■ **DOCUMENT EXCERPT**
◆ ◆ ◆
# Backlighting



## orionmystery (Sep 18, 2015)

So i have been fooling around with backlighting a lot lately. It doesn't always work but it sure is a lot of fun! Feel free to hop over to my Flickr stream to check out the usual (front) lighting shots!

Beautiful, elegant white moth with backlighting. Geometridae, Ennominae
Ourapteryx sp., ID credit: Roger Kendrick. Montane forest of Pahang, Malaysia.



Ourapteryx sp._MG_3184 copy by Kurt (Orionmystery) G, on Flickr

Backlit Leaf-mimic katydid (Pseudophyllinae, Phyllomimini (Tettigoniidae) - Acauloplacella sp.?. Lowland forest, Malaysia.



Pseudophyllinae_MG_3647 copy by Kurt (Orionmystery) G, on Flickr
No prize for guessing what that whitish spot is! 

Right place at the right time. Backlit shot of a molting Banded Flower Mantis nymph (Theopropus elegans). Malaysia.



Theopropus elegans_MG_3559 copy by Kurt (Orionmystery) G, on Flickr

Bad hair day!



Backlit caterpillar_MG_0246 copy by Kurt (Orionmystery) G, on Flickr

Backlit teneral cicada resting on its old exoskeleton, while waiting for its body to harden before making its first flight. Malaysia. 



Emerging cicada_MG_3916 copy by Kurt (Orionmystery) G, on Flickr

New skin old skin. Backlit shot of a newly molted house centipede (Scutigeridae) in "mantis shrimp" color scheme. Selangor, Malaysia.



Scutigeridae_MG_0341 copy by Kurt (Orionmystery) G, on Flickr

Backlit Forest Leaf Grasshopper (Systella rafflesii). Montane forest of Pahang, Malaysia.



Systella rafflesii_MG_2893 copy by Kurt (Orionmystery) G, on Flickr

This one was a failure but I didn't have a proper (smaller) diffuser yet at that time. Diffuser can be seen at bottom left.



Dendrelaphis formosus_MG_8239 copy by Kurt (Orionmystery) G, on Flickr


----------



## Crusty (Sep 18, 2015)

Excellent images.  The back lighting on the moth is dramatic.
◆ ◆ ◆
■ **SOURCE INFORMATION**
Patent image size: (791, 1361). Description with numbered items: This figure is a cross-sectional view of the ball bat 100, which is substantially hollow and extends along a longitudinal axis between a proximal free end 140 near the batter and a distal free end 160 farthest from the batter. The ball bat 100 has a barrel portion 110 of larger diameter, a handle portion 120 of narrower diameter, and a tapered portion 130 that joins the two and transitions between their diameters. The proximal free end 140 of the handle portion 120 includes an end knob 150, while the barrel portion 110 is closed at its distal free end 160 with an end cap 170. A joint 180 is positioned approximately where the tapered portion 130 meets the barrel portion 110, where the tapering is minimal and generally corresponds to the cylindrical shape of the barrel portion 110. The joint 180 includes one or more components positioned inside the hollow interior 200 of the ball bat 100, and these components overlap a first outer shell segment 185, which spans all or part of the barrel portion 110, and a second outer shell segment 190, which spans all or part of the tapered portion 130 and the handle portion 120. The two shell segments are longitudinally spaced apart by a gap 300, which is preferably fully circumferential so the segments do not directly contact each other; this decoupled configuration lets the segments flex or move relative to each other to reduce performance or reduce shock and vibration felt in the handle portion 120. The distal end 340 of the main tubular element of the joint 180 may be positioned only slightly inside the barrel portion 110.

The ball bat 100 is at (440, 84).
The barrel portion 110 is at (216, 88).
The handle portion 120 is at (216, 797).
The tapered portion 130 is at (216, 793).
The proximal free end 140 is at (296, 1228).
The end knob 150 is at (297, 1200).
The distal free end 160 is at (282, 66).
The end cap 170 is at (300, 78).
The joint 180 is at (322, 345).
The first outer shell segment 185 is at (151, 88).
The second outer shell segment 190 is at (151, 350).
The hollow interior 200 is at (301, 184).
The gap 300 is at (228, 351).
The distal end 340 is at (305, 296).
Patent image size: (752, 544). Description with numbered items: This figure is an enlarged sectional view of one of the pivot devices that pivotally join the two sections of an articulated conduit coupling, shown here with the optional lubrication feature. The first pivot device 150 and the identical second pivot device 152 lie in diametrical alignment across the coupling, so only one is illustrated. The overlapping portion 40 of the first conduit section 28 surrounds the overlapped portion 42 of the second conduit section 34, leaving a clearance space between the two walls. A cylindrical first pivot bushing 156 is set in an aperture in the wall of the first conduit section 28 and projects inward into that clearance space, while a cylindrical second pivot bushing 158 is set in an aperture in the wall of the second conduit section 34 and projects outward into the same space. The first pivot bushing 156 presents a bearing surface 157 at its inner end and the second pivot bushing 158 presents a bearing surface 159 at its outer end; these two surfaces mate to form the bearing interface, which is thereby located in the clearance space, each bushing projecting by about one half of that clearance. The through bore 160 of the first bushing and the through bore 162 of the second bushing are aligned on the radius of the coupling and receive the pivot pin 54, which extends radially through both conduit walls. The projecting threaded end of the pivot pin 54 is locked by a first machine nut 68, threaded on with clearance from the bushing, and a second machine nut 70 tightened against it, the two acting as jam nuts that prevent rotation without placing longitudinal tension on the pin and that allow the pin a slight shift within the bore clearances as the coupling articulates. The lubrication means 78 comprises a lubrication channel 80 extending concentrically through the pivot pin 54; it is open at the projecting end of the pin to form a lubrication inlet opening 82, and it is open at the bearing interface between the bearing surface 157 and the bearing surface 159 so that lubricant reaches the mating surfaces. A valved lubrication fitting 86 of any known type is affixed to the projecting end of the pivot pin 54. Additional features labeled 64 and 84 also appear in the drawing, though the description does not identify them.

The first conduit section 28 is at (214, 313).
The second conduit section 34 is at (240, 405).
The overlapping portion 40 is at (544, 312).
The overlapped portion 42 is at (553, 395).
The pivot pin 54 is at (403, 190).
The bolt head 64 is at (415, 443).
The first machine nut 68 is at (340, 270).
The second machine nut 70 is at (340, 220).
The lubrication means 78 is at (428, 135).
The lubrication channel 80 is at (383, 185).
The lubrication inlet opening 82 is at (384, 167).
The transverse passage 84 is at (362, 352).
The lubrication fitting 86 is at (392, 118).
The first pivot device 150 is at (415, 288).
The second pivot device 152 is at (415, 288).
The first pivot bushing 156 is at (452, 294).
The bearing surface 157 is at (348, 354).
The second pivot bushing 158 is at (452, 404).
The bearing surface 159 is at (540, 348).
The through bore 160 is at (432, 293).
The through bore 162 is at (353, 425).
◆ ◆ ◆
Copy the backlighting thread again, everything from "## orionmystery (Sep" down to "Lowland forest, Malaysia.", and swap "katydid" for "bush cricket". The records were taken from a different source than the text.

■ **SOLUTION FOR THIS PROBLEM**
## orionmystery (Sep 18, 2015)

So i have been fooling around with backlighting a lot lately. It doesn't always work but it sure is a lot of fun! Feel free to hop over to my Flickr stream to check out the usual (front) lighting shots!

Beautiful, elegant white moth with backlighting. Geometridae, Ennominae
Ourapteryx sp., ID credit: Roger Kendrick. Montane forest of Pahang, Malaysia.



Ourapteryx sp._MG_3184 copy by Kurt (Orionmystery) G, on Flickr

Backlit Leaf-mimic bush cricket (Pseudophyllinae, Phyllomimini (Tettigoniidae) - Acauloplacella sp.?. Lowland forest, Malaysia.